(SET OF TASKS):
1. In the COVID-19 text, copy the passage from "The ten remaining" to "on our behalf.", swapping "interdisciplinary team" for "multidisciplinary team".
2. According to the COVID-19 text, which member of the task force served as surgeon general under former President Barack Obama's administration?

(PROVIDED TEXT):
☆ ☆ ☆ ☆ ☆ ☆ ☆

All COVID-19 vaccine candidates work in different ways, and none will be perfect for all. Thus, we’ll need more than one vaccine to beat the pandemic. While the details of these trials are yet to be published, and many huge challenges loom related to vaccine storage and equitable distribution, this appears to be a watershed moment in the battle against SARS-CoV-2; we may finally be on the road to winning this war.
But even if we have one or more effective SARS-Cov-2 vaccines available by early 2021, we need to do something NOW to stem the COVID-19 tsunami. And we have it in our power to do so. It has become increasingly clear that low-tech maneuvers like wearing masks and social distancing are amazingly effective. In his November 3 weekly newsletter, Dr. Francis Collins, Chief of the National Institutes of Health, stated: “[I]f most Americans pulled together to do the right thing and wore a mask in public, this simple, selfless act would save more than 130,000 lives in the next few months alone. If mask-wearers increased to just 85 percent, the model predicts it would save about 96,000 lives across the country. What’s important here aren’t the precise numbers. It’s the realization that, under any scenario, this pandemic is far from over, and, together, we have it within our power to shape what happens next. If more people make the decision to wear masks in public today, it could help to delay—or possibly even prevent—the need for future shutdowns. As such, the widespread use of face coverings has the potential to protect lives while also minimizing further damage to the economy and American livelihoods.”
What’s next. We have another reason to be optimistic about our chances of victory over SARS-CoV-2 in 2021: the change in the COVID-19 Task force, America’s COVID army, now led by and composed of highly regarded scientists and health care professionals. The three co-chairs of president-elect Joe Biden’s recently assembled COVID-19 Task Force are:
- David Kessler, who served as FDA commissioner under the administrations of former Presidents George H.W. Bush and Bill Clinton;
- Vivek Murthy, who served as surgeon general under former President Barack Obama’s administration; and
- Marcella Nunez-Smith, a physician, researcher, and professor at Yale University.
The ten remaining members of this interdisciplinary team are also outstanding and experts in their respective fields. One whom I’ve known and worked with on many occasions over the past four decades is Michael Osterholm, director of the Center for Infectious Disease Research and Policy at the University of Minnesota. In my estimation, he is the top infectious diseases epidemiologist in our country and can be trusted to work collaboratively on our behalf.
With this extraordinary team in place, there is no question in my mind that the battle plan to defeat SARS-CoV-2 will be based on Science. And Science is our biggest hope in defeating this deadly enemy.

☆ ☆ ☆ ☆ ☆ ☆ ☆

(PROVIDED INFORMATION):
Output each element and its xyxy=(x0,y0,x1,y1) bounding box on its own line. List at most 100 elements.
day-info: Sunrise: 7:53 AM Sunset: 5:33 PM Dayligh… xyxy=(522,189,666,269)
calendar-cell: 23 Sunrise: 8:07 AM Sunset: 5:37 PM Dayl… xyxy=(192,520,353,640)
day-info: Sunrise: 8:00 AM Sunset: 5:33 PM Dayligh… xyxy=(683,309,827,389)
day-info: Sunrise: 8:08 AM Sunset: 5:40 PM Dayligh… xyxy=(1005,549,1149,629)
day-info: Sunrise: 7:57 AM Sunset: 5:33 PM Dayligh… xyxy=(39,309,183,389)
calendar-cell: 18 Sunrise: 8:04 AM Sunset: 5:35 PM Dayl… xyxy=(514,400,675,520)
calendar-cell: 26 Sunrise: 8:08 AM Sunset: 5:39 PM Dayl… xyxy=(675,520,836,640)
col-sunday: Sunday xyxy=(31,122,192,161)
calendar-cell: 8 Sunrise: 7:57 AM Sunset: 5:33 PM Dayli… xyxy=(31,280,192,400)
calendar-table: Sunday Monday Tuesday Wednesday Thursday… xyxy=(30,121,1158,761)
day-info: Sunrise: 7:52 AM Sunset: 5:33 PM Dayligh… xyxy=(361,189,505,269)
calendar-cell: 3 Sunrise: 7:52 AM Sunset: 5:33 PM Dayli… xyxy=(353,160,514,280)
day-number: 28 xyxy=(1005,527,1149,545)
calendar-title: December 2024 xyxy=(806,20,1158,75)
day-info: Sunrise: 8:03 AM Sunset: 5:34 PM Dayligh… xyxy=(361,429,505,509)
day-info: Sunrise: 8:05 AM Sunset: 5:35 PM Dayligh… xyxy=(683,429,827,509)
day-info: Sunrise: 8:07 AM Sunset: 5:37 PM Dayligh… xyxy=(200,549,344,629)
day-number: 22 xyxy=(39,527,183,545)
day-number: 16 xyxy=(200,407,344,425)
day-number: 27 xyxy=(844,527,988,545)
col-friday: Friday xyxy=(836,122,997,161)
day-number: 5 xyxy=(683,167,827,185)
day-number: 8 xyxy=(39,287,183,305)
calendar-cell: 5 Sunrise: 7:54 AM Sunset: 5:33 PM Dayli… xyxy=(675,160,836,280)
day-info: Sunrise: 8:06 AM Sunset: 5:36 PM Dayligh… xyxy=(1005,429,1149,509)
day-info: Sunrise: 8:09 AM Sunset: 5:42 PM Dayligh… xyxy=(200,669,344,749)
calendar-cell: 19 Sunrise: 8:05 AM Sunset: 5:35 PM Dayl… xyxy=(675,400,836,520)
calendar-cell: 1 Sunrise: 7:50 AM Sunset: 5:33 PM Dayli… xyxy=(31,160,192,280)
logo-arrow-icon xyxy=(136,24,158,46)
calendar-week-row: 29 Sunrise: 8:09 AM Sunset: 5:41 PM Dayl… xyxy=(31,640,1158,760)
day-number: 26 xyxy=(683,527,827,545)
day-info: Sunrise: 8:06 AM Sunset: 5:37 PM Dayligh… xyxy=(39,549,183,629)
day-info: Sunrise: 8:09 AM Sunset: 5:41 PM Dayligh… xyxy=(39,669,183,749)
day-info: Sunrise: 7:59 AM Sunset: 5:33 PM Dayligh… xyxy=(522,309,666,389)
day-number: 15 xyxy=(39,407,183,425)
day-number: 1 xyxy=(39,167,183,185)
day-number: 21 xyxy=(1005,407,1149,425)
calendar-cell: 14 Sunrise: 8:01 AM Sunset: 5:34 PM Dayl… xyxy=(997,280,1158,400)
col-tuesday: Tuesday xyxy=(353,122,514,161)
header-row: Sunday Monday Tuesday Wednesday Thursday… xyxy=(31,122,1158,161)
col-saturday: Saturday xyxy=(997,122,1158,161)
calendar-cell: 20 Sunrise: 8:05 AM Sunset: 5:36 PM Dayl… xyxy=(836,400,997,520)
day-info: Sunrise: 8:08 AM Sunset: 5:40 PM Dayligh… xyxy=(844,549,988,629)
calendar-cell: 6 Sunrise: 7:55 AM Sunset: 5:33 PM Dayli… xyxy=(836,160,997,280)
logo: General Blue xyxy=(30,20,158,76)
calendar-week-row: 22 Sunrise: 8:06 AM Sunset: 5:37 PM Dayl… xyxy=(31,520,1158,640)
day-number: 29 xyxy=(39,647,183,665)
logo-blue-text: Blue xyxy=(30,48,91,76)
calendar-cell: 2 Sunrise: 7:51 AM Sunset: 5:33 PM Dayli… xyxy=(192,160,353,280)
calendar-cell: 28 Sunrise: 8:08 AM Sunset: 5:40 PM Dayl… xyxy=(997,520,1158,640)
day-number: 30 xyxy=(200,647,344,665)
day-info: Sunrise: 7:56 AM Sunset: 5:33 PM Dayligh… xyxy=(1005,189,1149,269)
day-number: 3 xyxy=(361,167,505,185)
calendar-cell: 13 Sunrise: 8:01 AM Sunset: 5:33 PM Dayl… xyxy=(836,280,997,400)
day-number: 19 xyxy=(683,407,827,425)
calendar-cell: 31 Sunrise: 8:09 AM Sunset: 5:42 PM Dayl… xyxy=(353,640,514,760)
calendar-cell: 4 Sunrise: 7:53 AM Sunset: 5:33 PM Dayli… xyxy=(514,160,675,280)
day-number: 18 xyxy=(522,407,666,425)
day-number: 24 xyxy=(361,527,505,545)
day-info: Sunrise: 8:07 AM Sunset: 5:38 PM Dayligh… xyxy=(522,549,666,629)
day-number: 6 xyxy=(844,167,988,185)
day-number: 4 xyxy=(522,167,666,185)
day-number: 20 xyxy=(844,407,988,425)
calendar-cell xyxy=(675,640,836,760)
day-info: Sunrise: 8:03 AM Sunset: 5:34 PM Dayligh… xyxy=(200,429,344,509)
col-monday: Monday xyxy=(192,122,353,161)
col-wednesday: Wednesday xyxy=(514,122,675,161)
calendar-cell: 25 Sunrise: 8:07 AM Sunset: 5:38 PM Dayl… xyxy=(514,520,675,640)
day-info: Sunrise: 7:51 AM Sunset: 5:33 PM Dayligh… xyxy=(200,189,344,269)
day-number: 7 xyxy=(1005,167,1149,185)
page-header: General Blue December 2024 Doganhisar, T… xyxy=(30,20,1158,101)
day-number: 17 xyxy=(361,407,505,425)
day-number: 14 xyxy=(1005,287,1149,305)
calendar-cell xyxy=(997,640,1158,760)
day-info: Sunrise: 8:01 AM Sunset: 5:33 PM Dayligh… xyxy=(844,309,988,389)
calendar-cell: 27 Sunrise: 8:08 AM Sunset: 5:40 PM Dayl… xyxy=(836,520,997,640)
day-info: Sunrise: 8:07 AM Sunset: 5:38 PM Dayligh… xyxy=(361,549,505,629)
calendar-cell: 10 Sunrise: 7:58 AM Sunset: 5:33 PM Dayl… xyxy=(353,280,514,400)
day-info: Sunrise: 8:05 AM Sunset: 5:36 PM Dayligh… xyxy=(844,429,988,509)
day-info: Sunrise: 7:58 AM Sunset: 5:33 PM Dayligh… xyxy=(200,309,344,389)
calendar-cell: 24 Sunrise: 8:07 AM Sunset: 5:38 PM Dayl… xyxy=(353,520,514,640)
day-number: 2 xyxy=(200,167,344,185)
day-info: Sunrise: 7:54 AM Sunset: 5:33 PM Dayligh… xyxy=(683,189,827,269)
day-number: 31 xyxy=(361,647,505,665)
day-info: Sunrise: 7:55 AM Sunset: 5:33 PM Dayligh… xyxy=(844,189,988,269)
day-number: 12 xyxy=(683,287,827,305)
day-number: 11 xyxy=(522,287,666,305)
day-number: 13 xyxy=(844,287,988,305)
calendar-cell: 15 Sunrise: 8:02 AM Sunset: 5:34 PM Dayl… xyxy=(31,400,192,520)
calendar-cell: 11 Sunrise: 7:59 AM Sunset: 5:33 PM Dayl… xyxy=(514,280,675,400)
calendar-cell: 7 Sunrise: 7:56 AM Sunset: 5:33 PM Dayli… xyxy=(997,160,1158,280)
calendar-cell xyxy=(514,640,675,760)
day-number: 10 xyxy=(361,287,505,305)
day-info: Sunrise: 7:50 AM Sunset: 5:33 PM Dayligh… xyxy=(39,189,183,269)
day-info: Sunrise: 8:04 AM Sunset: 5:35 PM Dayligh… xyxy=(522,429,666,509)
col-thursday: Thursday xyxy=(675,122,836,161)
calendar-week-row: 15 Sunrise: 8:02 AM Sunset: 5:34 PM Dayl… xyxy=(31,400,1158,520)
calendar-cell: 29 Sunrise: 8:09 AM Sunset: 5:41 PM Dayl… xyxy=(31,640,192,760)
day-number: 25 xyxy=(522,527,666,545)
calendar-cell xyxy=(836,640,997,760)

☆ ☆ ☆ ☆ ☆ ☆ ☆

(RESPONSE LIST):
1.
The ten remaining members of this multidisciplinary team are also outstanding and experts in their respective fields. One whom I’ve known and worked with on many occasions over the past four decades is Michael Osterholm, director of the Center for Infectious Disease Research and Policy at the University of Minnesota. In my estimation, he is the top infectious diseases epidemiologist in our country and can be trusted to work collaboratively on our behalf.

2. Vivek Murthy